Return the material word for word. Do not include pictures.

▶ **Recorded data**:
-*-

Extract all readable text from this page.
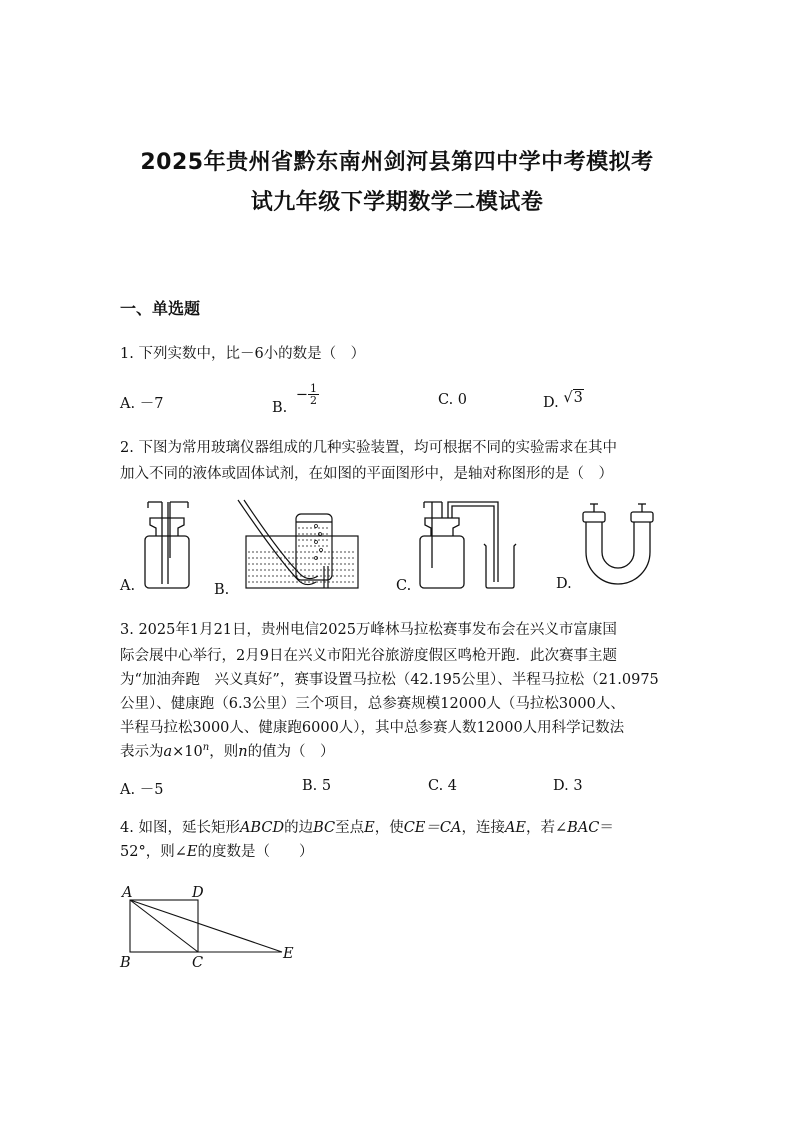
2025年贵州省黔东南州剑河县第四中学中考模拟考
试九年级下学期数学二模试卷
一、单选题
1. 下列实数中，比－6小的数是（　）
A. －7	B. − $\frac{1}{2}$	C. 0	D. √3
2. 下图为常用玻璃仪器组成的几种实验装置，均可根据不同的实验需求在其中
加入不同的液体或固体试剂，在如图的平面图形中，是轴对称图形的是（　）
A.	B.	C.	D.
3. 2025年1月21日，贵州电信2025万峰林马拉松赛事发布会在兴义市富康国
际会展中心举行，2月9日在兴义市阳光谷旅游度假区鸣枪开跑．此次赛事主题
为“加油奔跑　兴义真好”，赛事设置马拉松（42.195公里）、半程马拉松（21.0975
公里）、健康跑（6.3公里）三个项目，总参赛规模12000人（马拉松3000人、
半程马拉松3000人、健康跑6000人），其中总参赛人数12000人用科学记数法
表示为$a\times 10^n$，则n的值为（　）
A. －5	B. 5	C. 4	D. 3
4. 如图，延长矩形ABCD的边BC至点E，使CE＝CA，连接AE，若∠BAC＝
52°，则∠E的度数是（　　）
A	D
B	C
E
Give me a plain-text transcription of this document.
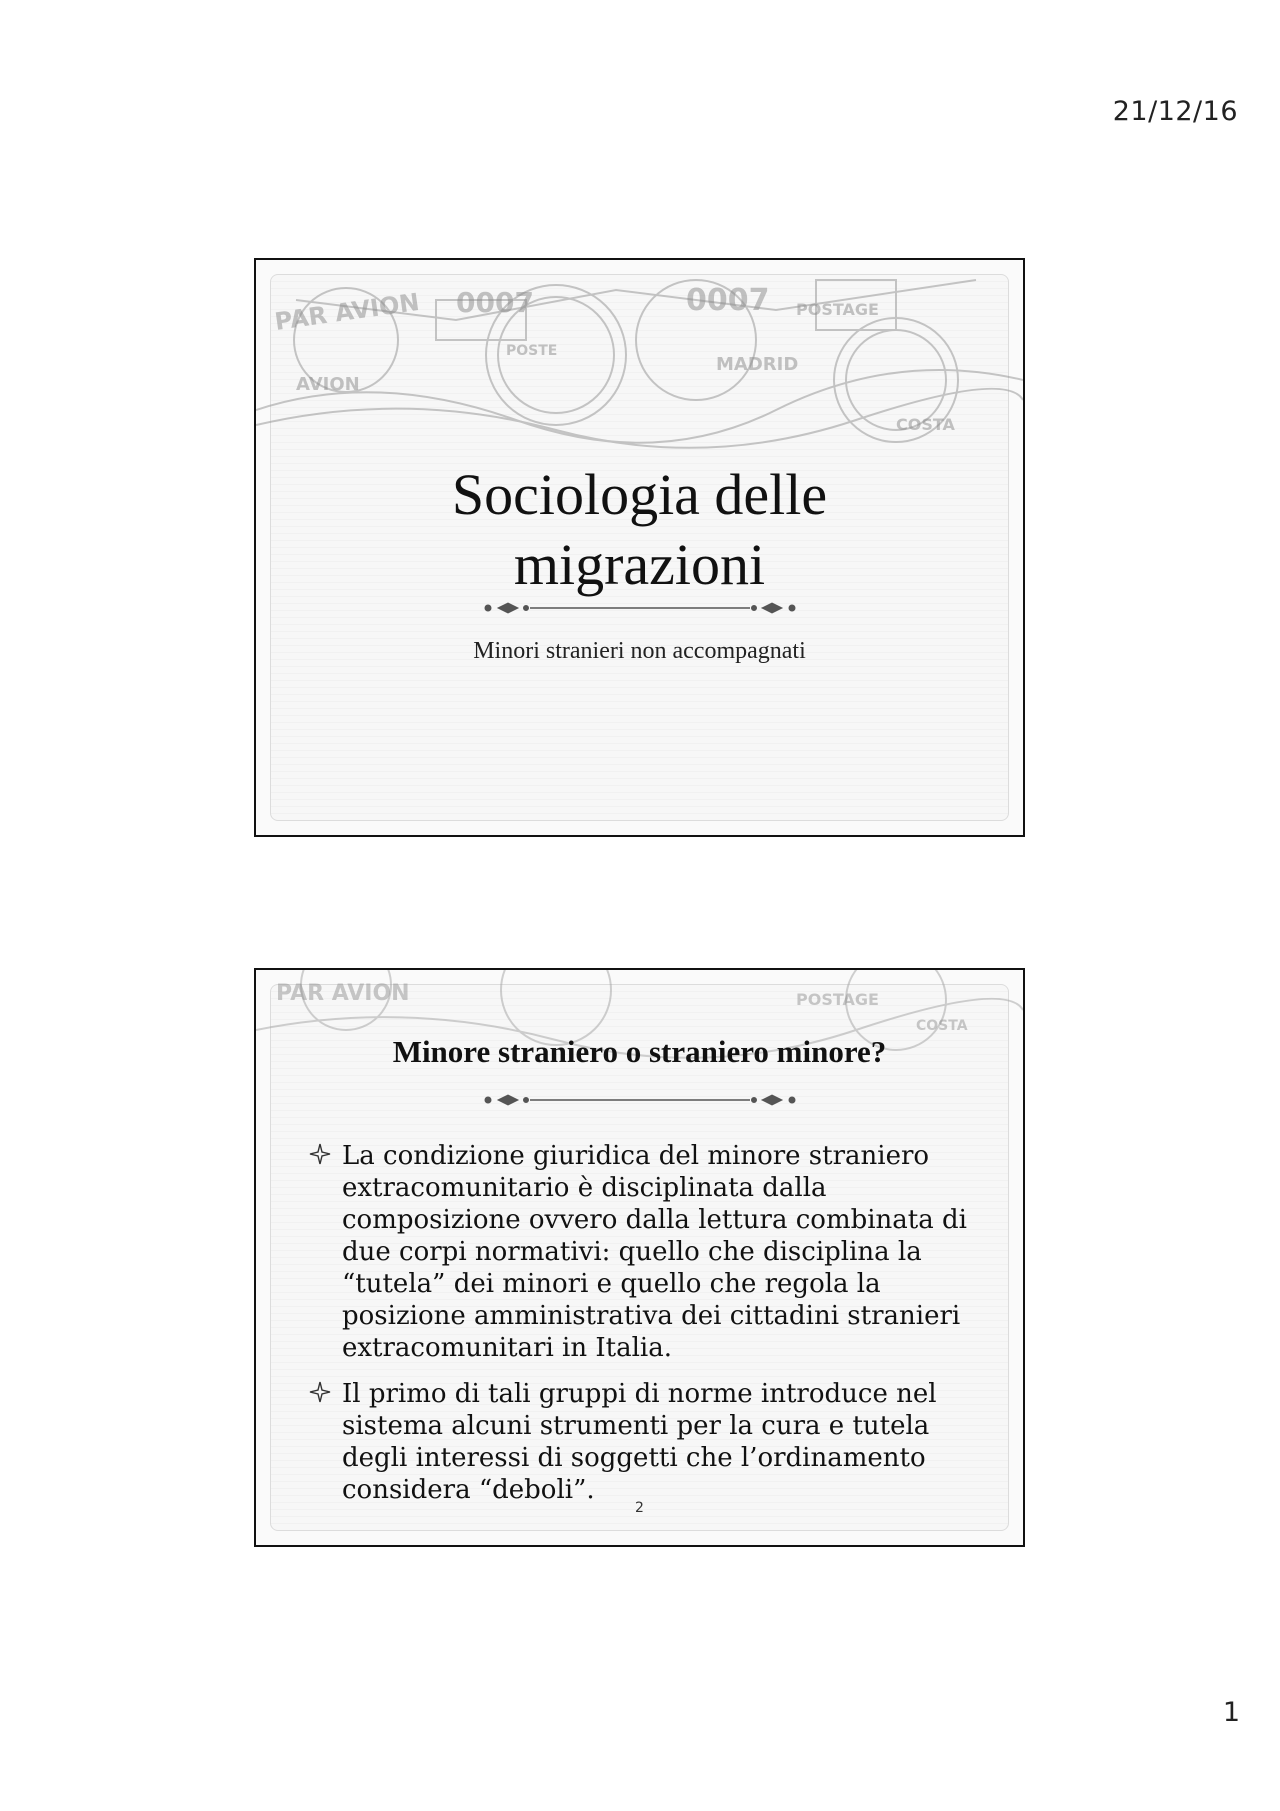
21/12/16
PAR AVION 0007	0007 POSTAGE
MADRID
COSTA
POSTE
AVION
Sociologia delle
migrazioni
Minori stranieri non accompagnati
PAR AVION	POSTAGE
COSTA
Minore straniero o straniero minore?
La condizione giuridica del minore straniero extracomunitario è disciplinata dalla composizione ovvero dalla lettura combinata di due corpi normativi: quello che disciplina la “tutela” dei minori e quello che regola la posizione amministrativa dei cittadini stranieri extracomunitari in Italia.
Il primo di tali gruppi di norme introduce nel sistema alcuni strumenti per la cura e tutela degli interessi di soggetti che l’ordinamento considera “deboli”.
2
1
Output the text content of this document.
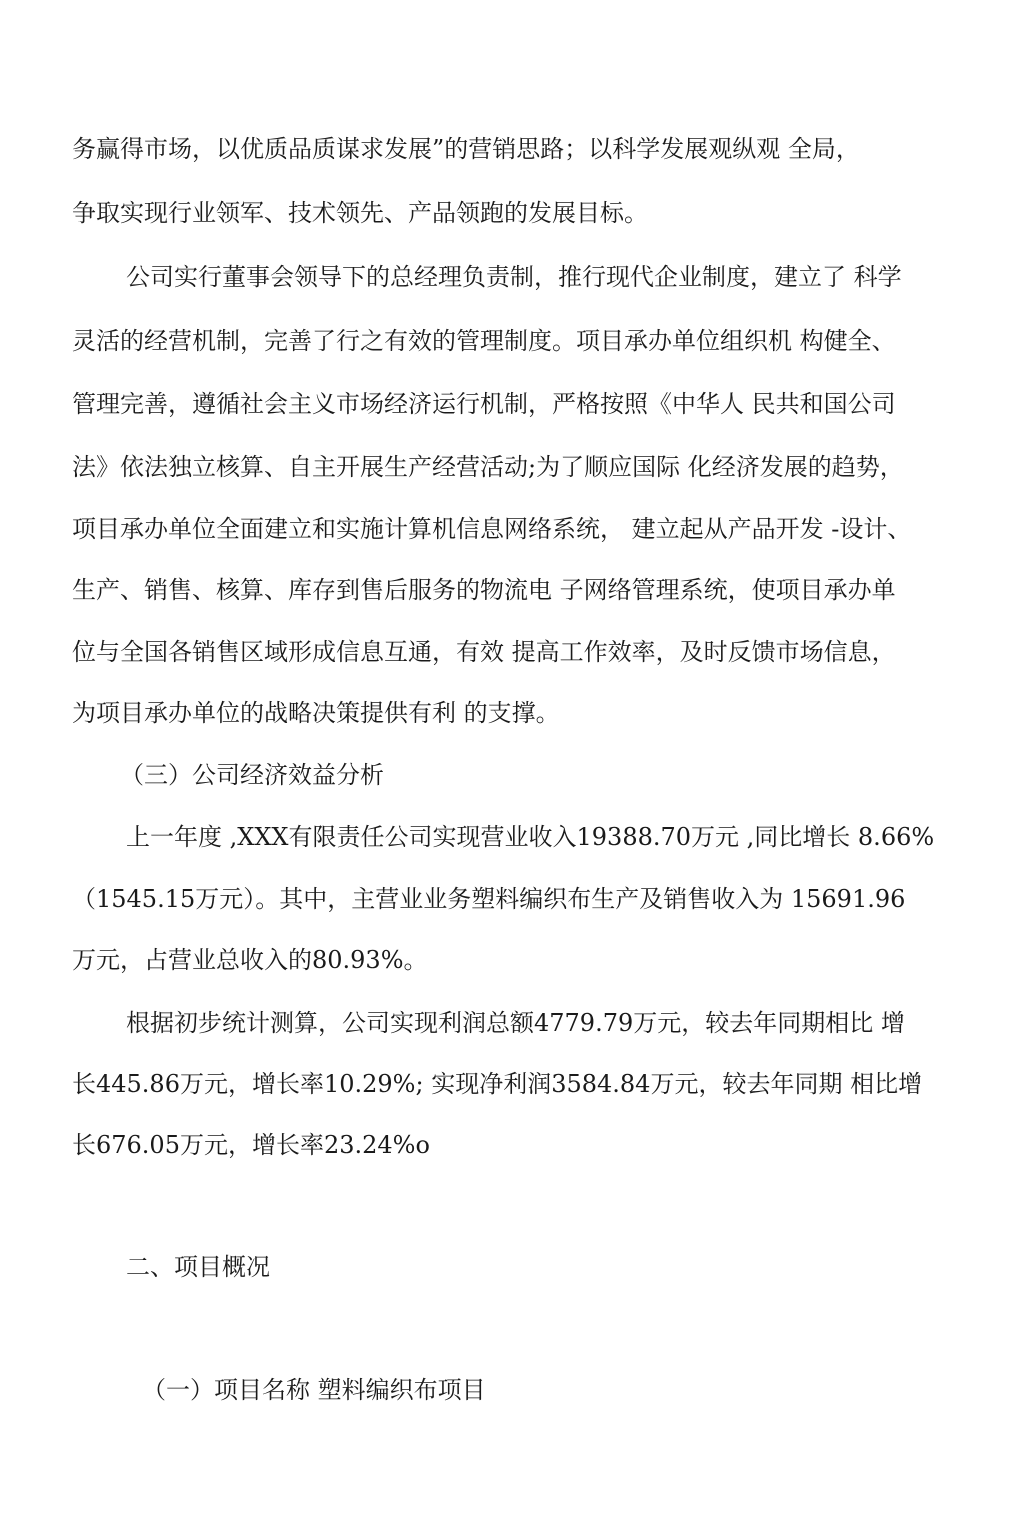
务赢得市场，以优质品质谋求发展”的营销思路；以科学发展观纵观 全局，

争取实现行业领军、技术领先、产品领跑的发展目标。

公司实行董事会领导下的总经理负责制，推行现代企业制度，建立了 科学

灵活的经营机制，完善了行之有效的管理制度。项目承办单位组织机 构健全、

管理完善，遵循社会主义市场经济运行机制，严格按照《中华人 民共和国公司

法》依法独立核算、自主开展生产经营活动;为了顺应国际 化经济发展的趋势，

项目承办单位全面建立和实施计算机信息网络系统， 建立起从产品开发 -设计、

生产、销售、核算、库存到售后服务的物流电 子网络管理系统，使项目承办单

位与全国各销售区域形成信息互通，有效 提高工作效率，及时反馈市场信息，

为项目承办单位的战略决策提供有利 的支撑。

（三）公司经济效益分析

上一年度 ,XXX有限责任公司实现营业收入19388.70万元 ,同比增长 8.66%

（1545.15万元）。其中，主营业业务塑料编织布生产及销售收入为 15691.96

万元，占营业总收入的80.93%。

根据初步统计测算，公司实现利润总额4779.79万元，较去年同期相比 增

长445.86万元，增长率10.29%; 实现净利润3584.84万元，较去年同期 相比增

长676.05万元，增长率23.24%o

二、项目概况

（一）项目名称 塑料编织布项目
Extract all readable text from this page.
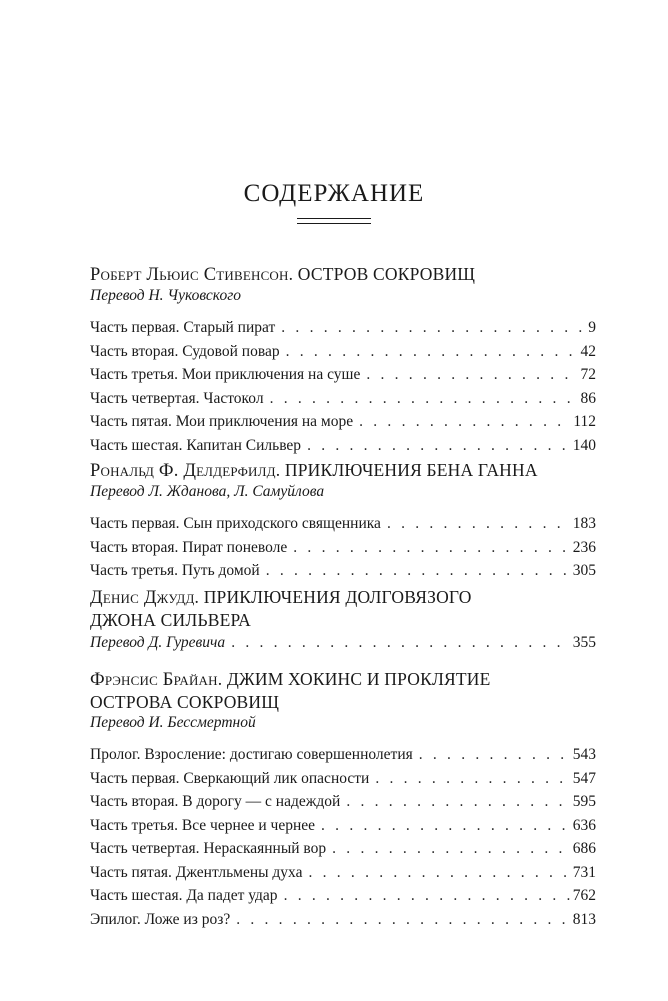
СОДЕРЖАНИЕ

Роберт Льюис Стивенсон. ОСТРОВ СОКРОВИЩ

Перевод Н. Чуковского

Часть первая. Старый пират . . .	9
Часть вторая. Судовой повар . . .	42
Часть третья. Мои приключения на суше . . .	72
Часть четвертая. Частокол . . .	86
Часть пятая. Мои приключения на море . . .	112
Часть шестая. Капитан Сильвер . . .	140

Рональд Ф. Делдерфилд. ПРИКЛЮЧЕНИЯ БЕНА ГАННА

Перевод Л. Жданова, Л. Самуйлова

Часть первая. Сын приходского священника . . .	183
Часть вторая. Пират поневоле . . .	236
Часть третья. Путь домой . . .	305

Денис Джудд. ПРИКЛЮЧЕНИЯ ДОЛГОВЯЗОГО

ДЖОНА СИЛЬВЕРА

Перевод Д. Гуревича . . .	355

Фрэнсис Брайан. ДЖИМ ХОКИНС И ПРОКЛЯТИЕ

ОСТРОВА СОКРОВИЩ

Перевод И. Бессмертной

Пролог. Взросление: достигаю совершеннолетия . . .	543
Часть первая. Сверкающий лик опасности . . .	547
Часть вторая. В дорогу — с надеждой . . .	595
Часть третья. Все чернее и чернее . . .	636
Часть четвертая. Нераскаянный вор . . .	686
Часть пятая. Джентльмены духа . . .	731
Часть шестая. Да падет удар . . .	762
Эпилог. Ложе из роз? . . .	813
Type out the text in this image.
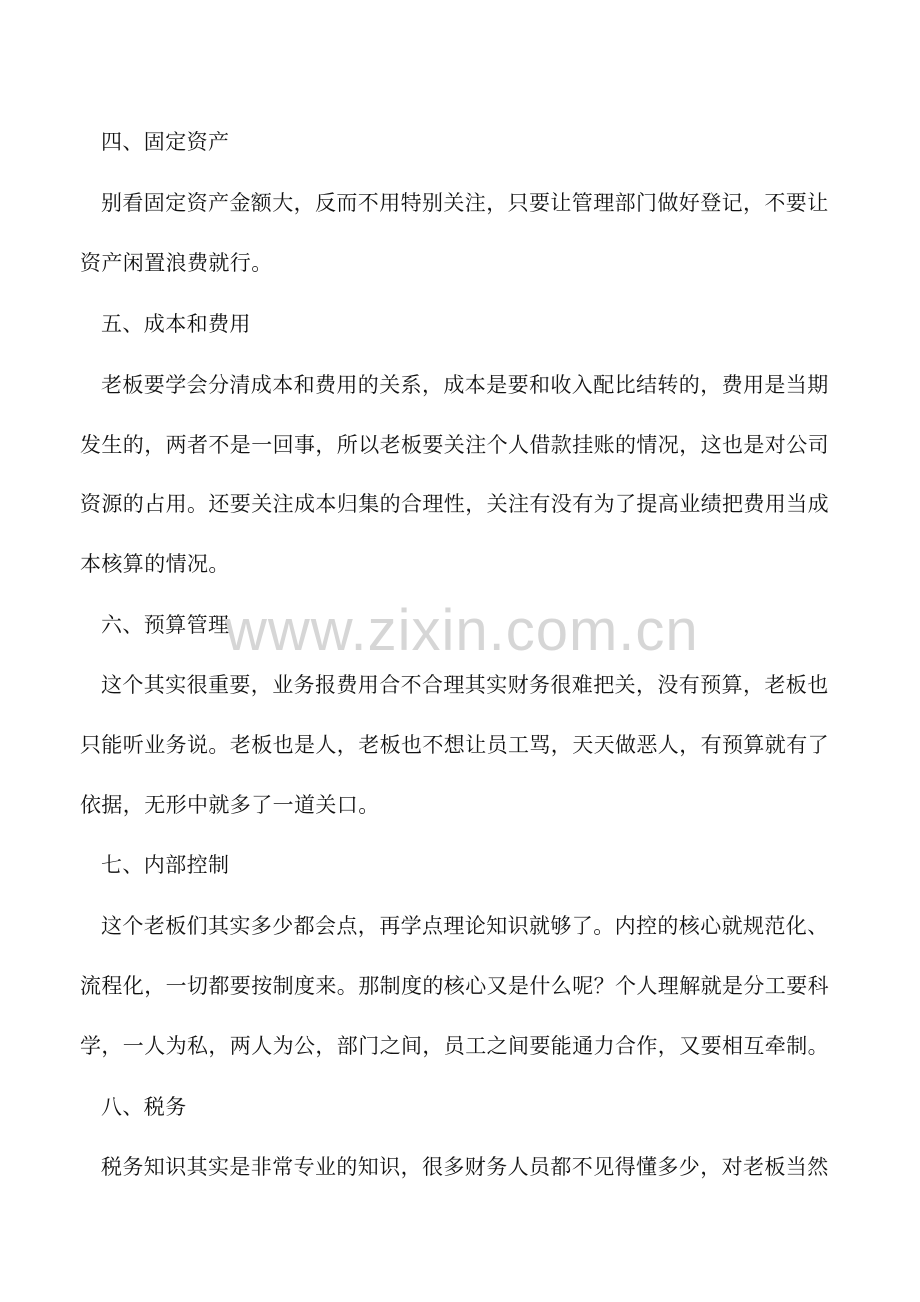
四、固定资产
别看固定资产金额大，反而不用特别关注，只要让管理部门做好登记，不要让
资产闲置浪费就行。
五、成本和费用
老板要学会分清成本和费用的关系，成本是要和收入配比结转的，费用是当期
发生的，两者不是一回事，所以老板要关注个人借款挂账的情况，这也是对公司
资源的占用。还要关注成本归集的合理性，关注有没有为了提高业绩把费用当成
本核算的情况。
六、预算管理
这个其实很重要，业务报费用合不合理其实财务很难把关，没有预算，老板也
只能听业务说。老板也是人，老板也不想让员工骂，天天做恶人，有预算就有了
依据，无形中就多了一道关口。
七、内部控制
这个老板们其实多少都会点，再学点理论知识就够了。内控的核心就规范化、
流程化，一切都要按制度来。那制度的核心又是什么呢？个人理解就是分工要科
学，一人为私，两人为公，部门之间，员工之间要能通力合作，又要相互牵制。
八、税务
税务知识其实是非常专业的知识，很多财务人员都不见得懂多少，对老板当然
www.zixin.com.cn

-*-

▶ **Written response**:
Extract all readable text from this page.
2025年贵州省黔东南州剑河县第四中学中考模拟考
试九年级下学期数学二模试卷
一、单选题
1. 下列实数中，比－6小的数是（　）
A. －7	B. − $\frac{1}{2}$	C. 0	D. √3
2. 下图为常用玻璃仪器组成的几种实验装置，均可根据不同的实验需求在其中
加入不同的液体或固体试剂，在如图的平面图形中，是轴对称图形的是（　）
A.	B.	C.	D.
3. 2025年1月21日，贵州电信2025万峰林马拉松赛事发布会在兴义市富康国
际会展中心举行，2月9日在兴义市阳光谷旅游度假区鸣枪开跑．此次赛事主题
为“加油奔跑　兴义真好”，赛事设置马拉松（42.195公里）、半程马拉松（21.0975
公里）、健康跑（6.3公里）三个项目，总参赛规模12000人（马拉松3000人、
半程马拉松3000人、健康跑6000人），其中总参赛人数12000人用科学记数法
表示为$a\times 10^n$，则n的值为（　）
A. －5	B. 5	C. 4	D. 3
4. 如图，延长矩形ABCD的边BC至点E，使CE＝CA，连接AE，若∠BAC＝
52°，则∠E的度数是（　　）
A	D
B	C
E
Give me a plain-text transcription of this document.
21/12/16
PAR AVION 0007	0007 POSTAGE
MADRID
COSTA
POSTE
AVION
Sociologia delle
migrazioni
Minori stranieri non accompagnati
PAR AVION	POSTAGE
COSTA
Minore straniero o straniero minore?
La condizione giuridica del minore straniero extracomunitario è disciplinata dalla composizione ovvero dalla lettura combinata di due corpi normativi: quello che disciplina la “tutela” dei minori e quello che regola la posizione amministrativa dei cittadini stranieri extracomunitari in Italia.
Il primo di tali gruppi di norme introduce nel sistema alcuni strumenti per la cura e tutela degli interessi di soggetti che l’ordinamento considera “deboli”.
2
1
Output the text content of this document.
务赢得市场，以优质品质谋求发展”的营销思路；以科学发展观纵观 全局，

争取实现行业领军、技术领先、产品领跑的发展目标。

公司实行董事会领导下的总经理负责制，推行现代企业制度，建立了 科学

灵活的经营机制，完善了行之有效的管理制度。项目承办单位组织机 构健全、

管理完善，遵循社会主义市场经济运行机制，严格按照《中华人 民共和国公司

法》依法独立核算、自主开展生产经营活动;为了顺应国际 化经济发展的趋势，

项目承办单位全面建立和实施计算机信息网络系统， 建立起从产品开发 -设计、

生产、销售、核算、库存到售后服务的物流电 子网络管理系统，使项目承办单

位与全国各销售区域形成信息互通，有效 提高工作效率，及时反馈市场信息，

为项目承办单位的战略决策提供有利 的支撑。

（三）公司经济效益分析

上一年度 ,XXX有限责任公司实现营业收入19388.70万元 ,同比增长 8.66%

（1545.15万元）。其中，主营业业务塑料编织布生产及销售收入为 15691.96

万元，占营业总收入的80.93%。

根据初步统计测算，公司实现利润总额4779.79万元，较去年同期相比 增

长445.86万元，增长率10.29%; 实现净利润3584.84万元，较去年同期 相比增

长676.05万元，增长率23.24%o

二、项目概况

（一）项目名称 塑料编织布项目
Extract all readable text from this page.
СОДЕРЖАНИЕ

Роберт Льюис Стивенсон. ОСТРОВ СОКРОВИЩ

Перевод Н. Чуковского

Часть первая. Старый пират . . .	9
Часть вторая. Судовой повар . . .	42
Часть третья. Мои приключения на суше . . .	72
Часть четвертая. Частокол . . .	86
Часть пятая. Мои приключения на море . . .	112
Часть шестая. Капитан Сильвер . . .	140

Рональд Ф. Делдерфилд. ПРИКЛЮЧЕНИЯ БЕНА ГАННА

Перевод Л. Жданова, Л. Самуйлова

Часть первая. Сын приходского священника . . .	183
Часть вторая. Пират поневоле . . .	236
Часть третья. Путь домой . . .	305

Денис Джудд. ПРИКЛЮЧЕНИЯ ДОЛГОВЯЗОГО

ДЖОНА СИЛЬВЕРА

Перевод Д. Гуревича . . .	355

Фрэнсис Брайан. ДЖИМ ХОКИНС И ПРОКЛЯТИЕ

ОСТРОВА СОКРОВИЩ

Перевод И. Бессмертной

Пролог. Взросление: достигаю совершеннолетия . . .	543
Часть первая. Сверкающий лик опасности . . .	547
Часть вторая. В дорогу — с надеждой . . .	595
Часть третья. Все чернее и чернее . . .	636
Часть четвертая. Нераскаянный вор . . .	686
Часть пятая. Джентльмены духа . . .	731
Часть шестая. Да падет удар . . .	762
Эпилог. Ложе из роз? . . .	813
Type out the text in this image.
四、固定资产
别看固定资产金额大，反而不用特别关注，只要让管理部门做好登记，不要让
资产闲置浪费就行。
五、成本和费用
老板要学会分清成本和费用的关系，成本是要和收入配比结转的，费用是当期
发生的，两者不是一回事，所以老板要关注个人借款挂账的情况，这也是对公司
资源的占用。还要关注成本归集的合理性，关注有没有为了提高业绩把费用当成
本核算的情况。
六、预算管理
这个其实很重要，业务报费用合不合理其实财务很难把关，没有预算，老板也
只能听业务说。老板也是人，老板也不想让员工骂，天天做恶人，有预算就有了
依据，无形中就多了一道关口。
七、内部控制
这个老板们其实多少都会点，再学点理论知识就够了。内控的核心就规范化、
流程化，一切都要按制度来。那制度的核心又是什么呢？个人理解就是分工要科
学，一人为私，两人为公，部门之间，员工之间要能通力合作，又要相互牵制。
八、税务
税务知识其实是非常专业的知识，很多财务人员都不见得懂多少，对老板当然
www.zixin.com.cn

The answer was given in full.